Task instructions: Leave out the pictures and restate the rest of the data exactly.

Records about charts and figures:
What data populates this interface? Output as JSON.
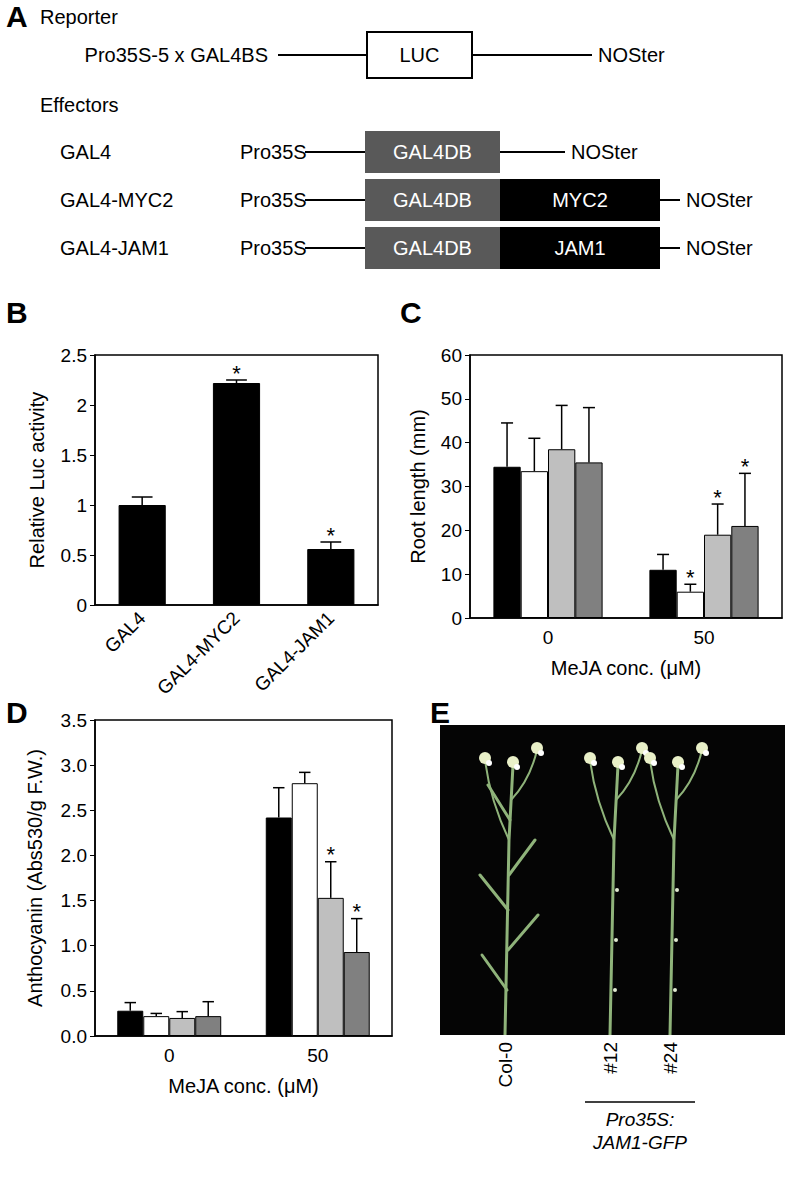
{
  "diagram": {
    "panel": "A",
    "reporter": {
      "title": "Reporter",
      "promoter": "Pro35S-5 x GAL4BS",
      "gene": "LUC",
      "terminator": "NOSter"
    },
    "effectors": {
      "title": "Effectors",
      "rows": [
        {
          "name": "GAL4",
          "promoter": "Pro35S",
          "domains": [
            "GAL4DB"
          ],
          "terminator": "NOSter"
        },
        {
          "name": "GAL4-MYC2",
          "promoter": "Pro35S",
          "domains": [
            "GAL4DB",
            "MYC2"
          ],
          "terminator": "NOSter"
        },
        {
          "name": "GAL4-JAM1",
          "promoter": "Pro35S",
          "domains": [
            "GAL4DB",
            "JAM1"
          ],
          "terminator": "NOSter"
        }
      ]
    }
  },
  "chart_data": [
    {
      "panel": "B",
      "type": "bar",
      "categories": [
        "GAL4",
        "GAL4-MYC2",
        "GAL4-JAM1"
      ],
      "values": [
        1.0,
        2.22,
        0.56
      ],
      "errors": [
        0.08,
        0.03,
        0.07
      ],
      "significance": [
        null,
        "*",
        "*"
      ],
      "color": "#000000",
      "ylabel": "Relative Luc activity",
      "ylim": [
        0,
        2.5
      ],
      "yticks": [
        0,
        0.5,
        1,
        1.5,
        2,
        2.5
      ],
      "grid": false
    },
    {
      "panel": "C",
      "type": "bar",
      "categories": [
        "0",
        "50"
      ],
      "xlabel": "MeJA conc. (μM)",
      "ylabel": "Root length (mm)",
      "series": [
        {
          "color": "#000000",
          "values": [
            34.5,
            11
          ],
          "errors": [
            10,
            3.5
          ],
          "significance": [
            null,
            null
          ]
        },
        {
          "color": "#ffffff",
          "values": [
            33.5,
            6
          ],
          "errors": [
            7.5,
            1.7
          ],
          "significance": [
            null,
            "*"
          ]
        },
        {
          "color": "#bfbfbf",
          "values": [
            38.5,
            19
          ],
          "errors": [
            10,
            7
          ],
          "significance": [
            null,
            "*"
          ]
        },
        {
          "color": "#808080",
          "values": [
            35.5,
            21
          ],
          "errors": [
            12.5,
            12
          ],
          "significance": [
            null,
            "*"
          ]
        }
      ],
      "ylim": [
        0,
        60
      ],
      "yticks": [
        0,
        10,
        20,
        30,
        40,
        50,
        60
      ],
      "grid": false
    },
    {
      "panel": "D",
      "type": "bar",
      "categories": [
        "0",
        "50"
      ],
      "xlabel": "MeJA conc. (μM)",
      "ylabel": "Anthocyanin (Abs530/g F.W.)",
      "series": [
        {
          "color": "#000000",
          "values": [
            0.28,
            2.42
          ],
          "errors": [
            0.09,
            0.33
          ],
          "significance": [
            null,
            null
          ]
        },
        {
          "color": "#ffffff",
          "values": [
            0.22,
            2.8
          ],
          "errors": [
            0.03,
            0.12
          ],
          "significance": [
            null,
            null
          ]
        },
        {
          "color": "#bfbfbf",
          "values": [
            0.2,
            1.53
          ],
          "errors": [
            0.07,
            0.4
          ],
          "significance": [
            null,
            "*"
          ]
        },
        {
          "color": "#808080",
          "values": [
            0.22,
            0.93
          ],
          "errors": [
            0.16,
            0.37
          ],
          "significance": [
            null,
            "*"
          ]
        }
      ],
      "ylim": [
        0,
        3.5
      ],
      "yticks": [
        {
          "value": 0,
          "label": "0.0"
        },
        {
          "value": 0.5,
          "label": "0.5"
        },
        {
          "value": 1,
          "label": "1.0"
        },
        {
          "value": 1.5,
          "label": "1.5"
        },
        {
          "value": 2,
          "label": "2.0"
        },
        {
          "value": 2.5,
          "label": "2.5"
        },
        {
          "value": 3,
          "label": "3.0"
        },
        {
          "value": 3.5,
          "label": "3.5"
        }
      ],
      "grid": false
    }
  ],
  "photo": {
    "panel": "E",
    "plants": [
      "Col-0",
      "#12",
      "#24"
    ],
    "group": {
      "members": [
        "#12",
        "#24"
      ],
      "label": [
        "Pro35S:",
        "JAM1-GFP"
      ]
    }
  }
}
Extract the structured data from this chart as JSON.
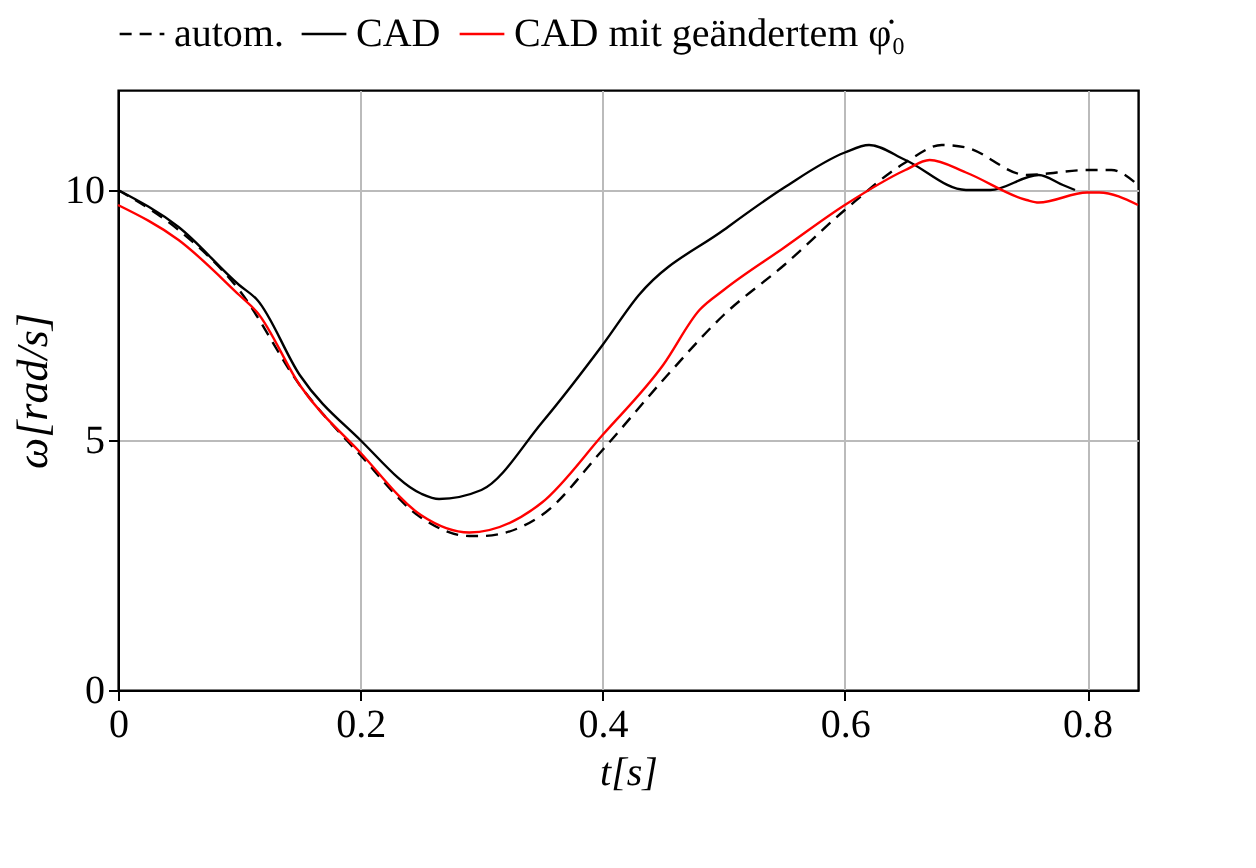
{
  "chart_data": {
    "type": "line",
    "xlabel": "t[s]",
    "ylabel": "ω[rad/s]",
    "xlim": [
      0,
      0.842
    ],
    "ylim": [
      0,
      12
    ],
    "xticks": [
      0,
      0.2,
      0.4,
      0.6,
      0.8
    ],
    "yticks": [
      0,
      5,
      10
    ],
    "grid": true,
    "legend": "top",
    "marker": "none",
    "series": [
      {
        "name": "autom.",
        "color": "#000000",
        "line_style": "dashed",
        "x": [
          0,
          0.05,
          0.1,
          0.15,
          0.2,
          0.25,
          0.29,
          0.3,
          0.35,
          0.4,
          0.45,
          0.5,
          0.55,
          0.6,
          0.65,
          0.68,
          0.7,
          0.75,
          0.8,
          0.82,
          0.842
        ],
        "values": [
          10.0,
          9.2,
          8.0,
          6.1,
          4.7,
          3.45,
          3.08,
          3.08,
          3.5,
          4.8,
          6.2,
          7.5,
          8.5,
          9.6,
          10.55,
          10.9,
          10.85,
          10.3,
          10.4,
          10.4,
          10.1
        ]
      },
      {
        "name": "CAD",
        "color": "#000000",
        "line_style": "solid",
        "x": [
          0,
          0.05,
          0.1,
          0.115,
          0.15,
          0.2,
          0.25,
          0.265,
          0.3,
          0.35,
          0.4,
          0.43,
          0.5,
          0.55,
          0.6,
          0.62,
          0.65,
          0.7,
          0.72,
          0.76,
          0.78,
          0.79
        ],
        "values": [
          10.0,
          9.26,
          8.1,
          7.8,
          6.3,
          5.0,
          3.93,
          3.82,
          4.0,
          5.35,
          6.9,
          7.9,
          9.2,
          10.05,
          10.75,
          10.9,
          10.6,
          10.0,
          10.0,
          10.3,
          10.1,
          10.0
        ]
      },
      {
        "name": "CAD mit geändertem φ̇₀",
        "color": "#ff0000",
        "line_style": "solid",
        "x": [
          0,
          0.05,
          0.1,
          0.115,
          0.15,
          0.2,
          0.25,
          0.29,
          0.35,
          0.4,
          0.45,
          0.48,
          0.5,
          0.55,
          0.6,
          0.65,
          0.67,
          0.7,
          0.75,
          0.76,
          0.8,
          0.81,
          0.842
        ],
        "values": [
          9.7,
          9.0,
          7.9,
          7.55,
          6.1,
          4.75,
          3.5,
          3.15,
          3.75,
          5.1,
          6.5,
          7.6,
          8.0,
          8.85,
          9.7,
          10.4,
          10.6,
          10.35,
          9.8,
          9.75,
          9.95,
          9.95,
          9.7
        ]
      }
    ]
  }
}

Answer to the problem:
What data populates this interface? Output as JSON.
{
  "diagram": {
    "panel": "A",
    "reporter": {
      "title": "Reporter",
      "promoter": "Pro35S-5 x GAL4BS",
      "gene": "LUC",
      "terminator": "NOSter"
    },
    "effectors": {
      "title": "Effectors",
      "rows": [
        {
          "name": "GAL4",
          "promoter": "Pro35S",
          "domains": [
            "GAL4DB"
          ],
          "terminator": "NOSter"
        },
        {
          "name": "GAL4-MYC2",
          "promoter": "Pro35S",
          "domains": [
            "GAL4DB",
            "MYC2"
          ],
          "terminator": "NOSter"
        },
        {
          "name": "GAL4-JAM1",
          "promoter": "Pro35S",
          "domains": [
            "GAL4DB",
            "JAM1"
          ],
          "terminator": "NOSter"
        }
      ]
    }
  },
  "chart_data": [
    {
      "panel": "B",
      "type": "bar",
      "categories": [
        "GAL4",
        "GAL4-MYC2",
        "GAL4-JAM1"
      ],
      "values": [
        1.0,
        2.22,
        0.56
      ],
      "errors": [
        0.08,
        0.03,
        0.07
      ],
      "significance": [
        null,
        "*",
        "*"
      ],
      "color": "#000000",
      "ylabel": "Relative Luc activity",
      "ylim": [
        0,
        2.5
      ],
      "yticks": [
        0,
        0.5,
        1,
        1.5,
        2,
        2.5
      ],
      "grid": false
    },
    {
      "panel": "C",
      "type": "bar",
      "categories": [
        "0",
        "50"
      ],
      "xlabel": "MeJA conc. (μM)",
      "ylabel": "Root length (mm)",
      "series": [
        {
          "color": "#000000",
          "values": [
            34.5,
            11
          ],
          "errors": [
            10,
            3.5
          ],
          "significance": [
            null,
            null
          ]
        },
        {
          "color": "#ffffff",
          "values": [
            33.5,
            6
          ],
          "errors": [
            7.5,
            1.7
          ],
          "significance": [
            null,
            "*"
          ]
        },
        {
          "color": "#bfbfbf",
          "values": [
            38.5,
            19
          ],
          "errors": [
            10,
            7
          ],
          "significance": [
            null,
            "*"
          ]
        },
        {
          "color": "#808080",
          "values": [
            35.5,
            21
          ],
          "errors": [
            12.5,
            12
          ],
          "significance": [
            null,
            "*"
          ]
        }
      ],
      "ylim": [
        0,
        60
      ],
      "yticks": [
        0,
        10,
        20,
        30,
        40,
        50,
        60
      ],
      "grid": false
    },
    {
      "panel": "D",
      "type": "bar",
      "categories": [
        "0",
        "50"
      ],
      "xlabel": "MeJA conc. (μM)",
      "ylabel": "Anthocyanin (Abs530/g F.W.)",
      "series": [
        {
          "color": "#000000",
          "values": [
            0.28,
            2.42
          ],
          "errors": [
            0.09,
            0.33
          ],
          "significance": [
            null,
            null
          ]
        },
        {
          "color": "#ffffff",
          "values": [
            0.22,
            2.8
          ],
          "errors": [
            0.03,
            0.12
          ],
          "significance": [
            null,
            null
          ]
        },
        {
          "color": "#bfbfbf",
          "values": [
            0.2,
            1.53
          ],
          "errors": [
            0.07,
            0.4
          ],
          "significance": [
            null,
            "*"
          ]
        },
        {
          "color": "#808080",
          "values": [
            0.22,
            0.93
          ],
          "errors": [
            0.16,
            0.37
          ],
          "significance": [
            null,
            "*"
          ]
        }
      ],
      "ylim": [
        0,
        3.5
      ],
      "yticks": [
        {
          "value": 0,
          "label": "0.0"
        },
        {
          "value": 0.5,
          "label": "0.5"
        },
        {
          "value": 1,
          "label": "1.0"
        },
        {
          "value": 1.5,
          "label": "1.5"
        },
        {
          "value": 2,
          "label": "2.0"
        },
        {
          "value": 2.5,
          "label": "2.5"
        },
        {
          "value": 3,
          "label": "3.0"
        },
        {
          "value": 3.5,
          "label": "3.5"
        }
      ],
      "grid": false
    }
  ],
  "photo": {
    "panel": "E",
    "plants": [
      "Col-0",
      "#12",
      "#24"
    ],
    "group": {
      "members": [
        "#12",
        "#24"
      ],
      "label": [
        "Pro35S:",
        "JAM1-GFP"
      ]
    }
  }
}
Extract the structured data from this chart as JSON.
{
  "chart_data": {
    "type": "line",
    "xlabel": "t[s]",
    "ylabel": "ω[rad/s]",
    "xlim": [
      0,
      0.842
    ],
    "ylim": [
      0,
      12
    ],
    "xticks": [
      0,
      0.2,
      0.4,
      0.6,
      0.8
    ],
    "yticks": [
      0,
      5,
      10
    ],
    "grid": true,
    "legend": "top",
    "marker": "none",
    "series": [
      {
        "name": "autom.",
        "color": "#000000",
        "line_style": "dashed",
        "x": [
          0,
          0.05,
          0.1,
          0.15,
          0.2,
          0.25,
          0.29,
          0.3,
          0.35,
          0.4,
          0.45,
          0.5,
          0.55,
          0.6,
          0.65,
          0.68,
          0.7,
          0.75,
          0.8,
          0.82,
          0.842
        ],
        "values": [
          10.0,
          9.2,
          8.0,
          6.1,
          4.7,
          3.45,
          3.08,
          3.08,
          3.5,
          4.8,
          6.2,
          7.5,
          8.5,
          9.6,
          10.55,
          10.9,
          10.85,
          10.3,
          10.4,
          10.4,
          10.1
        ]
      },
      {
        "name": "CAD",
        "color": "#000000",
        "line_style": "solid",
        "x": [
          0,
          0.05,
          0.1,
          0.115,
          0.15,
          0.2,
          0.25,
          0.265,
          0.3,
          0.35,
          0.4,
          0.43,
          0.5,
          0.55,
          0.6,
          0.62,
          0.65,
          0.7,
          0.72,
          0.76,
          0.78,
          0.79
        ],
        "values": [
          10.0,
          9.26,
          8.1,
          7.8,
          6.3,
          5.0,
          3.93,
          3.82,
          4.0,
          5.35,
          6.9,
          7.9,
          9.2,
          10.05,
          10.75,
          10.9,
          10.6,
          10.0,
          10.0,
          10.3,
          10.1,
          10.0
        ]
      },
      {
        "name": "CAD mit geändertem φ̇₀",
        "color": "#ff0000",
        "line_style": "solid",
        "x": [
          0,
          0.05,
          0.1,
          0.115,
          0.15,
          0.2,
          0.25,
          0.29,
          0.35,
          0.4,
          0.45,
          0.48,
          0.5,
          0.55,
          0.6,
          0.65,
          0.67,
          0.7,
          0.75,
          0.76,
          0.8,
          0.81,
          0.842
        ],
        "values": [
          9.7,
          9.0,
          7.9,
          7.55,
          6.1,
          4.75,
          3.5,
          3.15,
          3.75,
          5.1,
          6.5,
          7.6,
          8.0,
          8.85,
          9.7,
          10.4,
          10.6,
          10.35,
          9.8,
          9.75,
          9.95,
          9.95,
          9.7
        ]
      }
    ]
  }
}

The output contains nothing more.